* **Short exercise**
Reproduce the items without alteration, from the first line of the items through the line containing "y-tick-label: 0.35 [84, 176, 119, 198]", including both of those lines.
-.-.-
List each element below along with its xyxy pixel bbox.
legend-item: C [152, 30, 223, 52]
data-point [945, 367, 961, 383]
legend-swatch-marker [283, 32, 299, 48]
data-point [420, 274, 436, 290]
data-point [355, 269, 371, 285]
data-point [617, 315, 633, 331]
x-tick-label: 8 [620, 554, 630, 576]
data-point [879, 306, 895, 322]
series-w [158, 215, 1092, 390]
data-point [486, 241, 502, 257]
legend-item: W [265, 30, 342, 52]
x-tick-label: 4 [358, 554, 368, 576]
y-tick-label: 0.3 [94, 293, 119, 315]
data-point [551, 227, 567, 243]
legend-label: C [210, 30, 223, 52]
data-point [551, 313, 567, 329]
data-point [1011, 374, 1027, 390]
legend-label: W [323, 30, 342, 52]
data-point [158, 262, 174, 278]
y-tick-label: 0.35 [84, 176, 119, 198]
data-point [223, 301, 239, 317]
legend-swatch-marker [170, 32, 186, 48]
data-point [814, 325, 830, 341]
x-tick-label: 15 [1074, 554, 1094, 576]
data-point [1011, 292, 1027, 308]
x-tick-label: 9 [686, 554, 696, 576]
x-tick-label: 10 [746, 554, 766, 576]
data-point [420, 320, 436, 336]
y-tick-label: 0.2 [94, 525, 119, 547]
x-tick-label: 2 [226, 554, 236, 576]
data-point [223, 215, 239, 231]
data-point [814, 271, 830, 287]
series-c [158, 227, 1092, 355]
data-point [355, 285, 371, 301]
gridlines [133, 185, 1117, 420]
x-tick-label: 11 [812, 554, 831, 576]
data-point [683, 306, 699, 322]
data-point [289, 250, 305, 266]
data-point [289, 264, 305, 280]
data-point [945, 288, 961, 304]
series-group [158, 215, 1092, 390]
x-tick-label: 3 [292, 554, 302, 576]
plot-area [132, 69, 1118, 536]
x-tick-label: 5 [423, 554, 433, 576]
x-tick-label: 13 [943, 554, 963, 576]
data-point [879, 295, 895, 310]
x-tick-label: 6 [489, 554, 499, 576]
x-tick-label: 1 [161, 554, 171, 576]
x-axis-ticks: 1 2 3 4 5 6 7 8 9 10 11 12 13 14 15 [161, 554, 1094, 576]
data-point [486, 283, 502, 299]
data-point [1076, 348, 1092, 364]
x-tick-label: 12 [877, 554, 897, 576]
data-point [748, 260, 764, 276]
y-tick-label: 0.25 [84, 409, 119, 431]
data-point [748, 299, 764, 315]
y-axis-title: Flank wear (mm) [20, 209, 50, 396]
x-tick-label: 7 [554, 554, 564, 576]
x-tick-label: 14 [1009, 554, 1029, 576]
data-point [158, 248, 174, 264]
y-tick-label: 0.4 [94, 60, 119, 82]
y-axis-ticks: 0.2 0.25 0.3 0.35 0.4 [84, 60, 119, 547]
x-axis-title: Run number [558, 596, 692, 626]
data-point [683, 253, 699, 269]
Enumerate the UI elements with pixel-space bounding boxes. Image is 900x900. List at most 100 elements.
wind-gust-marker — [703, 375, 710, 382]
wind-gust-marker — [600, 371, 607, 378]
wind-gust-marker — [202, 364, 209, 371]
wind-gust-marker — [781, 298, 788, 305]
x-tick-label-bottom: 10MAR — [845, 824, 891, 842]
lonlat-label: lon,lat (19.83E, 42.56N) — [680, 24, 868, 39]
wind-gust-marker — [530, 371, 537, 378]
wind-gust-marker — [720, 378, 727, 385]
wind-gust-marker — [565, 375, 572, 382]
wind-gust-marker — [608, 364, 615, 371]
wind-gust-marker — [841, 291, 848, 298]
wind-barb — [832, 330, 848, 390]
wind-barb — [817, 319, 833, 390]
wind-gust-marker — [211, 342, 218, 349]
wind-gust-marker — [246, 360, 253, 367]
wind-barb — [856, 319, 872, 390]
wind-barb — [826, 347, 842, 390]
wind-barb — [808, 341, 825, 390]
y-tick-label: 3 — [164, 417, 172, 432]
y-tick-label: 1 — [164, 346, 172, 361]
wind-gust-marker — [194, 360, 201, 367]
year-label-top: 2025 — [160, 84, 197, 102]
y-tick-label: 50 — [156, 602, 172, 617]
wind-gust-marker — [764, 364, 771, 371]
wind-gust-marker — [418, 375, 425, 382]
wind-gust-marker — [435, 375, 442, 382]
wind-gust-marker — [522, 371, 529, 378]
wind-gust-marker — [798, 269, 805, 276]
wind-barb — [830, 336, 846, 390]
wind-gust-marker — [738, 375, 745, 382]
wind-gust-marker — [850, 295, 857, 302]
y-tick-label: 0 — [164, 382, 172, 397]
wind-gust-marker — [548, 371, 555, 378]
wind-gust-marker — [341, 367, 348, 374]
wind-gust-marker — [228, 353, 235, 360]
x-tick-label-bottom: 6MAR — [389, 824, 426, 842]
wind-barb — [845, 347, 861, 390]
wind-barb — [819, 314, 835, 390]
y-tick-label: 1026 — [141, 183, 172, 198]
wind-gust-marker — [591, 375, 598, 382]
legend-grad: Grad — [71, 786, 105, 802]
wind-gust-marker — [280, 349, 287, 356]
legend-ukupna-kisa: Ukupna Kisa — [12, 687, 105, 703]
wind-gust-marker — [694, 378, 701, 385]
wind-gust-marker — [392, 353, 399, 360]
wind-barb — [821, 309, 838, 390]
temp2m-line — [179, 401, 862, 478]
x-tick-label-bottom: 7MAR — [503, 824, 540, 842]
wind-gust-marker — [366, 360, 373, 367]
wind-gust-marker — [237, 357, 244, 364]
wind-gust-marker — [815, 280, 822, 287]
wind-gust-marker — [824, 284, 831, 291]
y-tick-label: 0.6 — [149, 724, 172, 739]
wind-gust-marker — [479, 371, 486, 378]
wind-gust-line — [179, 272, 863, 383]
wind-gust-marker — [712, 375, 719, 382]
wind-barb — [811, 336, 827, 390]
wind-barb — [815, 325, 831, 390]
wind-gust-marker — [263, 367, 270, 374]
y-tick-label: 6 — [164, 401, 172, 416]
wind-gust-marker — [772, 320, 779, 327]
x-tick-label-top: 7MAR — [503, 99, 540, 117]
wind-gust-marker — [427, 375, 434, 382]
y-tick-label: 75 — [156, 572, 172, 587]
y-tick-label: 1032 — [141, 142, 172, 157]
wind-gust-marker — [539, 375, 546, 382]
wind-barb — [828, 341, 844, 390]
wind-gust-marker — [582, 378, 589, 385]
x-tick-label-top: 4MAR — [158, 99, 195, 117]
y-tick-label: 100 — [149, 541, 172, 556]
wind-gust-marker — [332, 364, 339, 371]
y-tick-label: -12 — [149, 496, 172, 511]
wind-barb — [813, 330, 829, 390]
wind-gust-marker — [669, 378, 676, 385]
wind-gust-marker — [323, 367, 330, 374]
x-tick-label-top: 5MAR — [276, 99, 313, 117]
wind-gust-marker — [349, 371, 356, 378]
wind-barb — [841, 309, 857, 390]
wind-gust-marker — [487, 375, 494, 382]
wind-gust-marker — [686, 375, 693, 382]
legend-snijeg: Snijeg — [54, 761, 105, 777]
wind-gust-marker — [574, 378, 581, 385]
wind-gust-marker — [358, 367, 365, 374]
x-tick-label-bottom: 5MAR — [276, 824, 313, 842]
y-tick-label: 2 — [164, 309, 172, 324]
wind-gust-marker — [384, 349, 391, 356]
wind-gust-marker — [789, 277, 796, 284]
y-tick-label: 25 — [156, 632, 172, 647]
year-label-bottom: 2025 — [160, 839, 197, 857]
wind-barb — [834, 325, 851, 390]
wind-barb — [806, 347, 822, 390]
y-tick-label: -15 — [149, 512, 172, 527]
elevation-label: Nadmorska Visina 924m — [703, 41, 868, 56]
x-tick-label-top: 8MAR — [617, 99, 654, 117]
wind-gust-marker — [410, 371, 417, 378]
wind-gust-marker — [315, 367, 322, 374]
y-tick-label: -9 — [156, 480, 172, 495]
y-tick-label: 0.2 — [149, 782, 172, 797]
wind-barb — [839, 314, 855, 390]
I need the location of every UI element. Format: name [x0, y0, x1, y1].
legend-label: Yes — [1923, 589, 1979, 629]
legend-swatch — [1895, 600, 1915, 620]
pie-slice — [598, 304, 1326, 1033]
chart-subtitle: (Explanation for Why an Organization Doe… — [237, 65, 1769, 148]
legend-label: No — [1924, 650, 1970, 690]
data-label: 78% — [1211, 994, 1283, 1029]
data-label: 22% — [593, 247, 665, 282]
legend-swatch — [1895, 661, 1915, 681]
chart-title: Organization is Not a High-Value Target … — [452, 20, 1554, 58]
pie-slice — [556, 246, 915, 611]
-.-.-
* **Answer to this problem**
List each element below along with its xyxy pixel bbox.
legend-item: C [152, 30, 223, 52]
data-point [945, 367, 961, 383]
legend-swatch-marker [283, 32, 299, 48]
data-point [420, 274, 436, 290]
data-point [355, 269, 371, 285]
data-point [617, 315, 633, 331]
x-tick-label: 8 [620, 554, 630, 576]
data-point [879, 306, 895, 322]
series-w [158, 215, 1092, 390]
data-point [486, 241, 502, 257]
legend-item: W [265, 30, 342, 52]
x-tick-label: 4 [358, 554, 368, 576]
y-tick-label: 0.3 [94, 293, 119, 315]
data-point [551, 227, 567, 243]
legend-label: C [210, 30, 223, 52]
data-point [551, 313, 567, 329]
data-point [1011, 374, 1027, 390]
legend-label: W [323, 30, 342, 52]
data-point [158, 262, 174, 278]
y-tick-label: 0.35 [84, 176, 119, 198]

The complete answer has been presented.